• [Exercise objective]
Scan the material below for lines with the word "real" and report how many there are, with nothing added.

>> start Records

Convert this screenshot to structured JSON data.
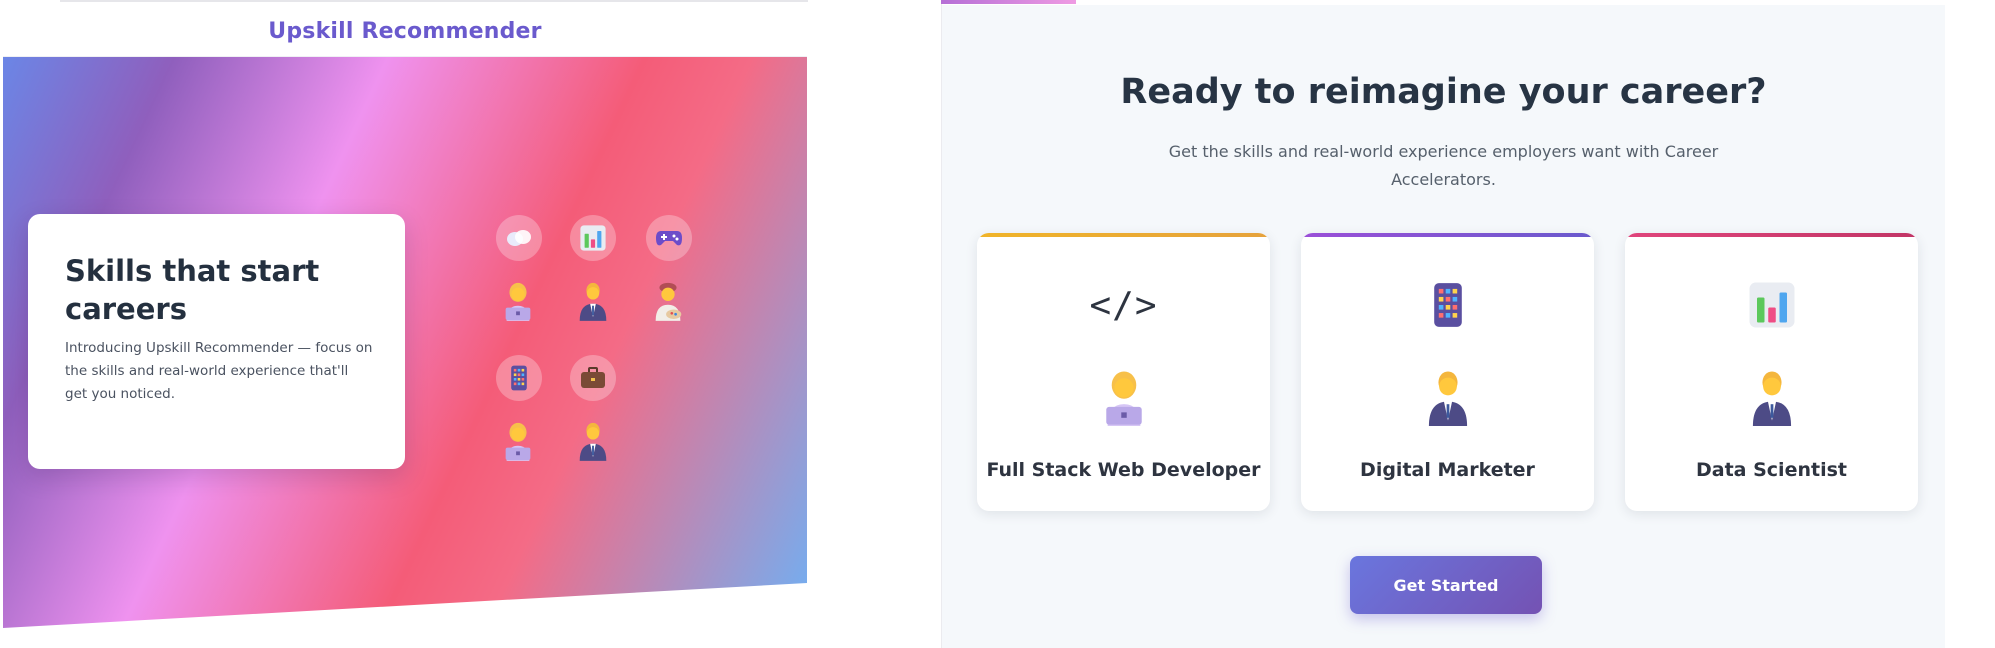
{
  "left": {
    "app_title": "Upskill Recommender",
    "hero": {
      "heading": "Skills that start careers",
      "description": "Introducing Upskill Recommender — focus on the skills and real-world experience that'll get you noticed.",
      "icons": [
        "bubbles-icon",
        "bar-chart-icon",
        "gamepad-icon",
        "calculator-icon",
        "briefcase-icon"
      ],
      "people": [
        "technologist-icon",
        "office-worker-icon",
        "artist-icon",
        "technologist-icon",
        "office-worker-icon"
      ]
    }
  },
  "right": {
    "title": "Ready to reimagine your career?",
    "subtitle": "Get the skills and real-world experience employers want with Career Accelerators.",
    "cards": [
      {
        "label": "Full Stack Web Developer",
        "icon": "</>",
        "accent": "#f0b429"
      },
      {
        "label": "Digital Marketer",
        "icon": "calculator-icon",
        "accent": "#8b4fd8"
      },
      {
        "label": "Data Scientist",
        "icon": "bar-chart-icon",
        "accent": "#d63d7a"
      }
    ],
    "cta_label": "Get Started"
  },
  "colors": {
    "brand": "#6a5acd",
    "text_dark": "#273444",
    "panel_bg": "#f5f8fb",
    "button_start": "#6a76de",
    "button_end": "#7452b3"
  }
}
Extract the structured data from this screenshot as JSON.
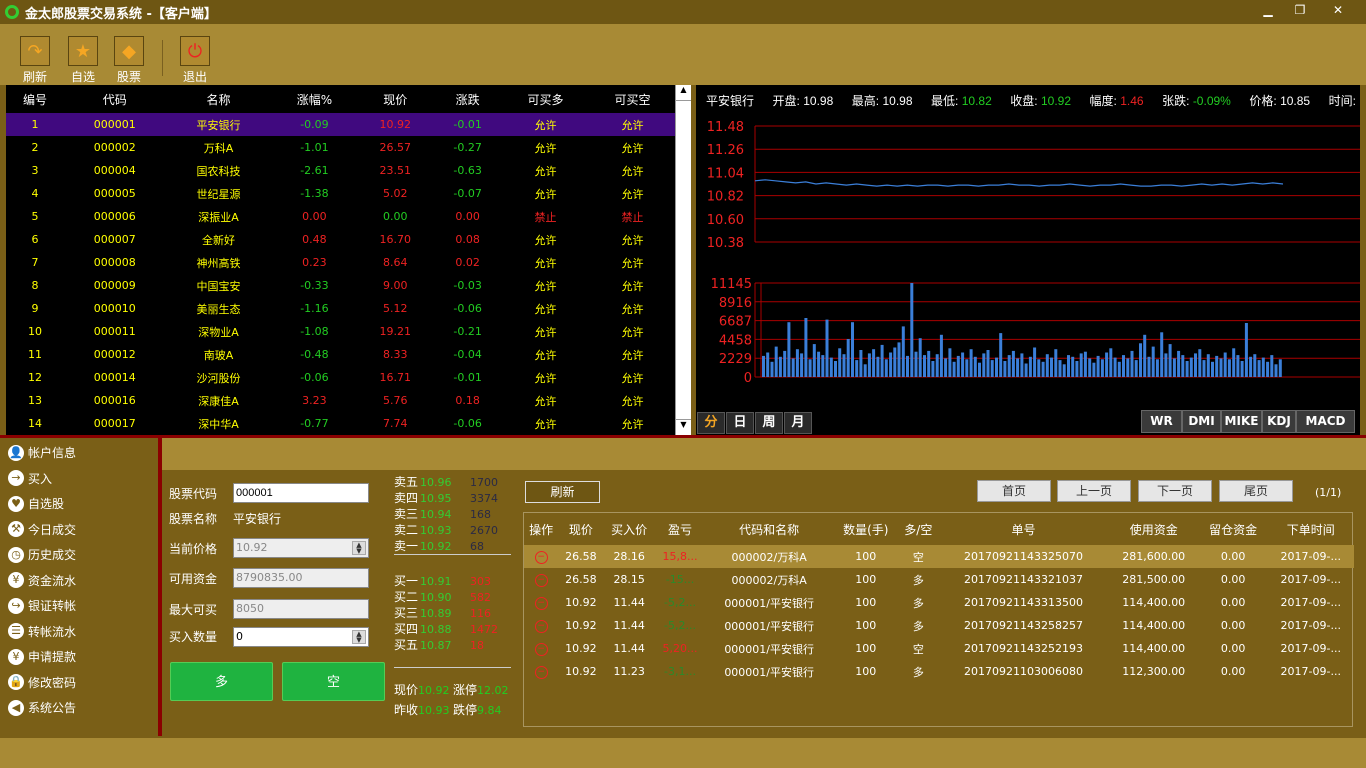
{
  "window": {
    "title": "金太郎股票交易系统 -【客户端】",
    "minimize": "▁",
    "restore": "❐",
    "close": "✕"
  },
  "toolbar": [
    {
      "label": "刷新",
      "icon": "refresh-icon",
      "glyph": "↷"
    },
    {
      "label": "自选",
      "icon": "star-icon",
      "glyph": "★"
    },
    {
      "label": "股票",
      "icon": "diamond-icon",
      "glyph": "◆"
    },
    {
      "label": "退出",
      "icon": "power-icon",
      "glyph": "⏻"
    }
  ],
  "stock_table": {
    "headers": [
      "编号",
      "代码",
      "名称",
      "涨幅%",
      "现价",
      "涨跌",
      "可买多",
      "可买空"
    ],
    "rows": [
      [
        "1",
        "000001",
        "平安银行",
        "-0.09",
        "10.92",
        "-0.01",
        "允许",
        "允许"
      ],
      [
        "2",
        "000002",
        "万科A",
        "-1.01",
        "26.57",
        "-0.27",
        "允许",
        "允许"
      ],
      [
        "3",
        "000004",
        "国农科技",
        "-2.61",
        "23.51",
        "-0.63",
        "允许",
        "允许"
      ],
      [
        "4",
        "000005",
        "世纪星源",
        "-1.38",
        "5.02",
        "-0.07",
        "允许",
        "允许"
      ],
      [
        "5",
        "000006",
        "深振业A",
        "0.00",
        "0.00",
        "0.00",
        "禁止",
        "禁止"
      ],
      [
        "6",
        "000007",
        "全新好",
        "0.48",
        "16.70",
        "0.08",
        "允许",
        "允许"
      ],
      [
        "7",
        "000008",
        "神州高铁",
        "0.23",
        "8.64",
        "0.02",
        "允许",
        "允许"
      ],
      [
        "8",
        "000009",
        "中国宝安",
        "-0.33",
        "9.00",
        "-0.03",
        "允许",
        "允许"
      ],
      [
        "9",
        "000010",
        "美丽生态",
        "-1.16",
        "5.12",
        "-0.06",
        "允许",
        "允许"
      ],
      [
        "10",
        "000011",
        "深物业A",
        "-1.08",
        "19.21",
        "-0.21",
        "允许",
        "允许"
      ],
      [
        "11",
        "000012",
        "南玻A",
        "-0.48",
        "8.33",
        "-0.04",
        "允许",
        "允许"
      ],
      [
        "12",
        "000014",
        "沙河股份",
        "-0.06",
        "16.71",
        "-0.01",
        "允许",
        "允许"
      ],
      [
        "13",
        "000016",
        "深康佳A",
        "3.23",
        "5.76",
        "0.18",
        "允许",
        "允许"
      ],
      [
        "14",
        "000017",
        "深中华A",
        "-0.77",
        "7.74",
        "-0.06",
        "允许",
        "允许"
      ]
    ]
  },
  "quote_header": {
    "name": "平安银行",
    "open_l": "开盘:",
    "open": "10.98",
    "high_l": "最高:",
    "high": "10.98",
    "low_l": "最低:",
    "low": "10.82",
    "close_l": "收盘:",
    "close": "10.92",
    "amp_l": "幅度:",
    "amp": "1.46",
    "chg_l": "张跌:",
    "chg": "-0.09%",
    "price_l": "价格:",
    "price": "10.85",
    "time_l": "时间:"
  },
  "chart_data": [
    {
      "type": "line",
      "yticks": [
        "11.48",
        "11.26",
        "11.04",
        "10.82",
        "10.60",
        "10.38"
      ],
      "ylim": [
        10.38,
        11.48
      ],
      "grid": true,
      "color": "#3b7fd9",
      "values": [
        10.96,
        10.97,
        10.96,
        10.95,
        10.94,
        10.95,
        10.93,
        10.94,
        10.93,
        10.92,
        10.93,
        10.92,
        10.91,
        10.92,
        10.91,
        10.92,
        10.91,
        10.92,
        10.92,
        10.91,
        10.92,
        10.92,
        10.91,
        10.92,
        10.92,
        10.93,
        10.92,
        10.92,
        10.91,
        10.92,
        10.92,
        10.93,
        10.92,
        10.91,
        10.92,
        10.92,
        10.93,
        10.92,
        10.91,
        10.91,
        10.92,
        10.92,
        10.91,
        10.92,
        10.93,
        10.92,
        10.93,
        10.92,
        10.93,
        10.94,
        10.93,
        10.94,
        10.93
      ]
    },
    {
      "type": "bar",
      "yticks": [
        "11145",
        "8916",
        "6687",
        "4458",
        "2229",
        "0"
      ],
      "ylim": [
        0,
        11145
      ],
      "grid": true,
      "color": "#3b7fd9",
      "values": [
        2500,
        2900,
        1800,
        3600,
        2400,
        3100,
        6500,
        2200,
        3300,
        2800,
        7000,
        2100,
        3900,
        3000,
        2600,
        6800,
        2300,
        1900,
        3400,
        2700,
        4500,
        6500,
        2000,
        3200,
        1500,
        2800,
        3300,
        2400,
        3800,
        2100,
        2900,
        3500,
        4100,
        6000,
        2500,
        11145,
        3000,
        4600,
        2600,
        3100,
        1900,
        2700,
        5000,
        2200,
        3400,
        1800,
        2500,
        2900,
        2100,
        3300,
        2400,
        1700,
        2800,
        3200,
        2000,
        2300,
        5200,
        1900,
        2600,
        3100,
        2200,
        2800,
        1600,
        2400,
        3500,
        2100,
        1800,
        2700,
        2300,
        3300,
        2000,
        1500,
        2600,
        2400,
        1900,
        2800,
        3000,
        2200,
        1700,
        2500,
        2100,
        2900,
        3400,
        2300,
        1800,
        2600,
        2200,
        3100,
        2000,
        4000,
        5000,
        2400,
        3600,
        2100,
        5300,
        2800,
        3900,
        2200,
        3100,
        2600,
        1900,
        2300,
        2800,
        3300,
        2000,
        2700,
        1800,
        2500,
        2200,
        2900,
        2100,
        3400,
        2600,
        1900,
        6400,
        2400,
        2700,
        2000,
        2300,
        1800,
        2600,
        1500,
        2100
      ]
    }
  ],
  "period_tabs": [
    "分",
    "日",
    "周",
    "月"
  ],
  "indicator_tabs": [
    "WR",
    "DMI",
    "MIKE",
    "KDJ",
    "MACD"
  ],
  "sidebar": [
    {
      "label": "帐户信息",
      "glyph": "👤",
      "icon": "user-icon"
    },
    {
      "label": "买入",
      "glyph": "→",
      "icon": "arrow-right-icon"
    },
    {
      "label": "自选股",
      "glyph": "♥",
      "icon": "heart-icon"
    },
    {
      "label": "今日成交",
      "glyph": "⚒",
      "icon": "hammer-icon"
    },
    {
      "label": "历史成交",
      "glyph": "◷",
      "icon": "clock-icon"
    },
    {
      "label": "资金流水",
      "glyph": "¥",
      "icon": "money-bag-icon"
    },
    {
      "label": "银证转帐",
      "glyph": "↪",
      "icon": "transfer-icon"
    },
    {
      "label": "转帐流水",
      "glyph": "☰",
      "icon": "list-icon"
    },
    {
      "label": "申请提款",
      "glyph": "¥",
      "icon": "yen-icon"
    },
    {
      "label": "修改密码",
      "glyph": "🔒",
      "icon": "lock-icon"
    },
    {
      "label": "系统公告",
      "glyph": "◀",
      "icon": "speaker-icon"
    }
  ],
  "form": {
    "code_l": "股票代码",
    "code": "000001",
    "name_l": "股票名称",
    "name": "平安银行",
    "price_l": "当前价格",
    "price": "10.92",
    "funds_l": "可用资金",
    "funds": "8790835.00",
    "max_l": "最大可买",
    "max": "8050",
    "qty_l": "买入数量",
    "qty": "0",
    "long_btn": "多",
    "short_btn": "空"
  },
  "orderbook": {
    "sell": [
      [
        "卖五",
        "10.96",
        "1700"
      ],
      [
        "卖四",
        "10.95",
        "3374"
      ],
      [
        "卖三",
        "10.94",
        "168"
      ],
      [
        "卖二",
        "10.93",
        "2670"
      ],
      [
        "卖一",
        "10.92",
        "68"
      ]
    ],
    "buy": [
      [
        "买一",
        "10.91",
        "303"
      ],
      [
        "买二",
        "10.90",
        "582"
      ],
      [
        "买三",
        "10.89",
        "116"
      ],
      [
        "买四",
        "10.88",
        "1472"
      ],
      [
        "买五",
        "10.87",
        "18"
      ]
    ],
    "now_l": "现价",
    "now": "10.92",
    "up_l": "涨停",
    "up": "12.02",
    "prev_l": "昨收",
    "prev": "10.93",
    "down_l": "跌停",
    "down": "9.84"
  },
  "orders": {
    "refresh": "刷新",
    "first": "首页",
    "prev": "上一页",
    "next": "下一页",
    "last": "尾页",
    "page": "(1/1)",
    "headers": [
      "操作",
      "现价",
      "买入价",
      "盈亏",
      "代码和名称",
      "数量(手)",
      "多/空",
      "单号",
      "使用资金",
      "留仓资金",
      "下单时间"
    ],
    "rows": [
      [
        "26.58",
        "28.16",
        "15,8...",
        "000002/万科A",
        "100",
        "空",
        "20170921143325070",
        "281,600.00",
        "0.00",
        "2017-09-..."
      ],
      [
        "26.58",
        "28.15",
        "-15...",
        "000002/万科A",
        "100",
        "多",
        "20170921143321037",
        "281,500.00",
        "0.00",
        "2017-09-..."
      ],
      [
        "10.92",
        "11.44",
        "-5,2...",
        "000001/平安银行",
        "100",
        "多",
        "20170921143313500",
        "114,400.00",
        "0.00",
        "2017-09-..."
      ],
      [
        "10.92",
        "11.44",
        "-5,2...",
        "000001/平安银行",
        "100",
        "多",
        "20170921143258257",
        "114,400.00",
        "0.00",
        "2017-09-..."
      ],
      [
        "10.92",
        "11.44",
        "5,20...",
        "000001/平安银行",
        "100",
        "空",
        "20170921143252193",
        "114,400.00",
        "0.00",
        "2017-09-..."
      ],
      [
        "10.92",
        "11.23",
        "-3,1...",
        "000001/平安银行",
        "100",
        "多",
        "20170921103006080",
        "112,300.00",
        "0.00",
        "2017-09-..."
      ]
    ]
  }
}
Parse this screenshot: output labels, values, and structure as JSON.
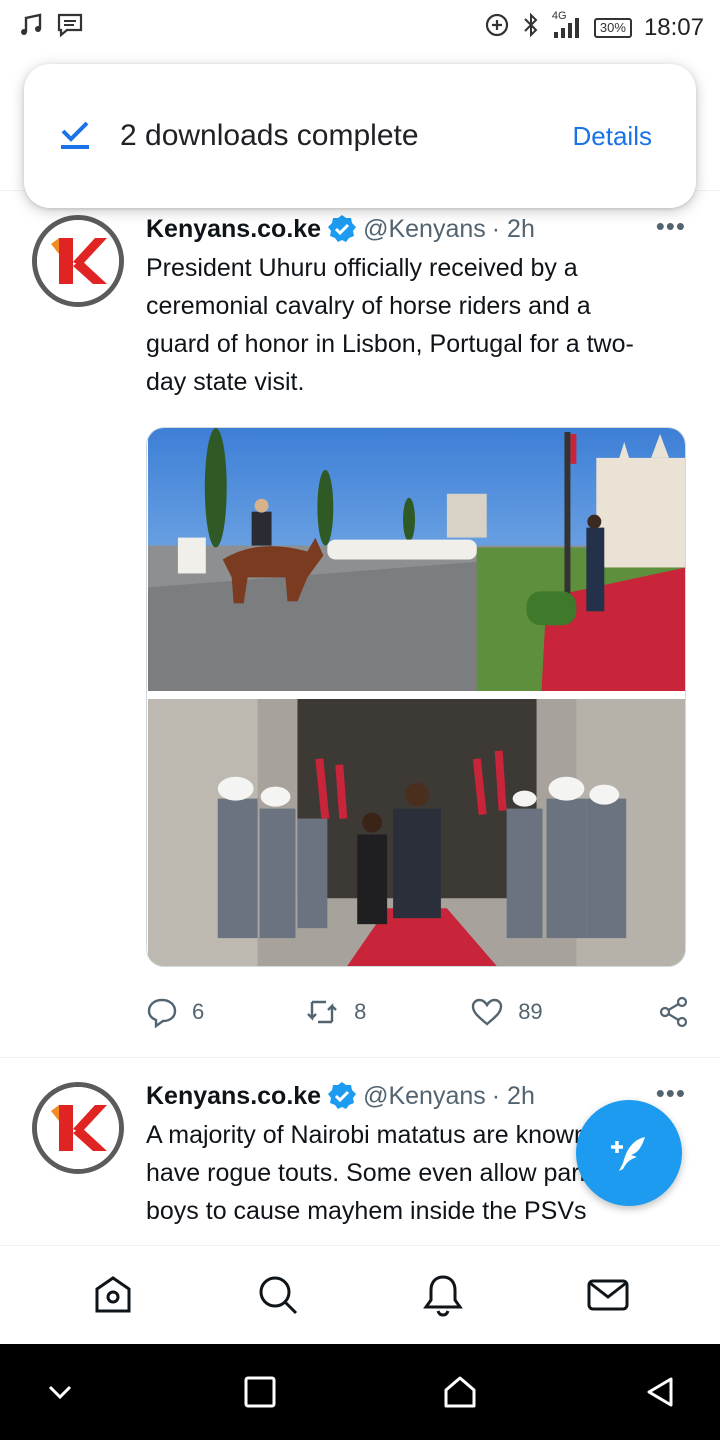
{
  "status_bar": {
    "time": "18:07",
    "battery": "30%",
    "network": "4G",
    "icons": [
      "music-note-icon",
      "message-icon",
      "data-saver-icon",
      "bluetooth-icon",
      "signal-icon",
      "battery-icon"
    ]
  },
  "download_toast": {
    "icon": "check-icon",
    "message": "2 downloads complete",
    "action": "Details"
  },
  "tweets": [
    {
      "author_name": "Kenyans.co.ke",
      "handle": "@Kenyans",
      "time_ago": "· 2h",
      "text": "President Uhuru officially received by a ceremonial cavalry of horse riders and a guard of honor in Lisbon, Portugal for a two-day state visit.",
      "replies": "6",
      "retweets": "8",
      "likes": "89"
    },
    {
      "author_name": "Kenyans.co.ke",
      "handle": "@Kenyans",
      "time_ago": "· 2h",
      "text": "A majority of Nairobi matatus are known to have rogue touts. Some even allow parking boys to cause mayhem inside the PSVs"
    }
  ],
  "bottom_nav": {
    "items": [
      "home-icon",
      "search-icon",
      "notifications-icon",
      "messages-icon"
    ]
  },
  "system_nav": {
    "items": [
      "collapse-icon",
      "recents-icon",
      "home-icon",
      "back-icon"
    ]
  },
  "colors": {
    "accent": "#1d9bf0",
    "toast_action": "#1a73e8",
    "text": "#0f1419",
    "muted": "#536471",
    "logo_red": "#e02424",
    "logo_orange": "#f28b20"
  }
}
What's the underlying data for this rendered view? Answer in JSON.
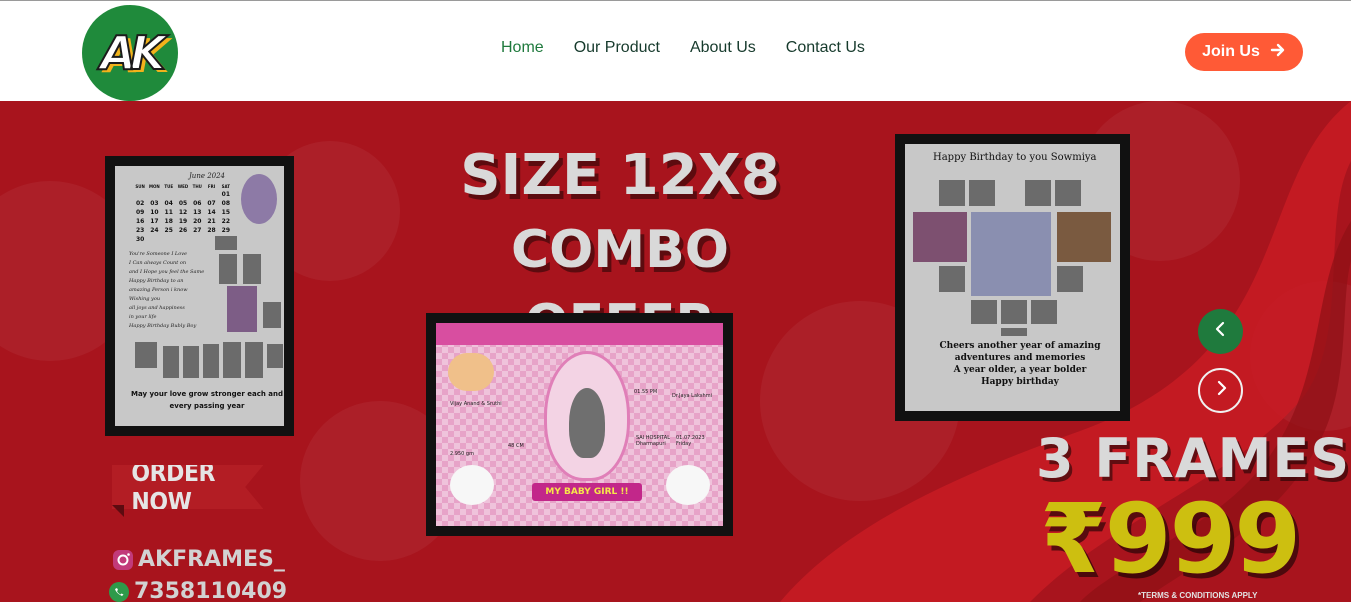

>> end Records

• [Answer below]
2